Dataset -
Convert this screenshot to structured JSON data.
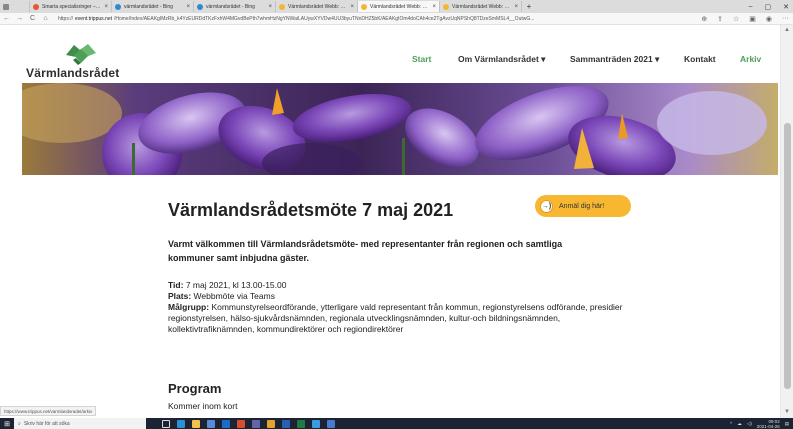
{
  "browser": {
    "tabs": [
      {
        "label": "Smarta specialisringer – omdö",
        "color": "#e8552f"
      },
      {
        "label": "värmlandsrådet - Bing",
        "color": "#2a8bd1"
      },
      {
        "label": "värmlandsrådet - Bing",
        "color": "#2a8bd1"
      },
      {
        "label": "Värmlandsrådet Webb: Start",
        "color": "#f2b632"
      },
      {
        "label": "Värmlandsrådet Webb: Start",
        "color": "#f2b632"
      },
      {
        "label": "Värmlandsrådet Webb: Start anr",
        "color": "#f2b632"
      }
    ],
    "new_tab": "+",
    "window_controls": {
      "minimize": "–",
      "maximize": "▢",
      "close": "✕"
    },
    "nav": {
      "back": "←",
      "forward": "→",
      "reload": "C",
      "home": "⌂"
    },
    "url_prefix": "https://",
    "url_host": "event.trippus.net",
    "url_path": "/Home/Index/AEAKgIMzRb_k4YzEURDdTKzFxhW4MGvdBePth7whmHzNgYNWaiLAUywXYVDw4UU3byuTNnDHZ5bK/AEAKgIOm4doCAh4ce2TgAvzUqNPShQ8TDzeSmMSL4__OutwG...",
    "tool_icons": [
      "zoom-icon",
      "share-icon",
      "favorites-icon",
      "collections-icon",
      "profile-icon",
      "more-icon"
    ]
  },
  "site": {
    "logo_text": "Värmlandsrådet",
    "nav": {
      "start": "Start",
      "om": "Om Värmlandsrådet ▾",
      "sammantraden": "Sammanträden 2021 ▾",
      "kontakt": "Kontakt",
      "arkiv": "Arkiv"
    },
    "brand_color": "#4e9e58"
  },
  "event": {
    "title": "Värmlandsrådetsmöte 7 maj 2021",
    "register_icon": "→)",
    "register_label": "Anmäl dig här!",
    "lead": "Varmt välkommen till Värmlandsrådetsmöte- med representanter från regionen och samtliga kommuner samt inbjudna gäster.",
    "tid_label": "Tid:",
    "tid_value": "7 maj 2021, kl 13.00-15.00",
    "plats_label": "Plats:",
    "plats_value": "Webbmöte via Teams",
    "malgrupp_label": "Målgrupp:",
    "malgrupp_value": "Kommunstyrelseordförande, ytterligare vald representant från kommun, regionstyrelsens odförande, presidier regionstyrelsen, hälso-sjukvårdsnämnden, regionala utvecklingsnämnden, kultur-och bildningsnämnden,  kollektivtrafiknämnden, kommundirektörer och regiondirektörer",
    "program_heading": "Program",
    "program_text": "Kommer inom kort"
  },
  "status_url": "https://www.trippus.net/varmlandsradet/arkiv",
  "taskbar": {
    "search_placeholder": "Skriv här för att söka",
    "clock_time": "09:02",
    "clock_date": "2021-04-26"
  }
}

Exercise aim - Gather up the lines containing the word "Värmlandsrådetsmöte" from these records and copy them.

Output of the task -
    "title": "Värmlandsrådetsmöte 7 maj 2021",
    "lead": "Varmt välkommen till Värmlandsrådetsmöte- med representanter från regionen och samtliga kommuner samt inbjudna gäster.",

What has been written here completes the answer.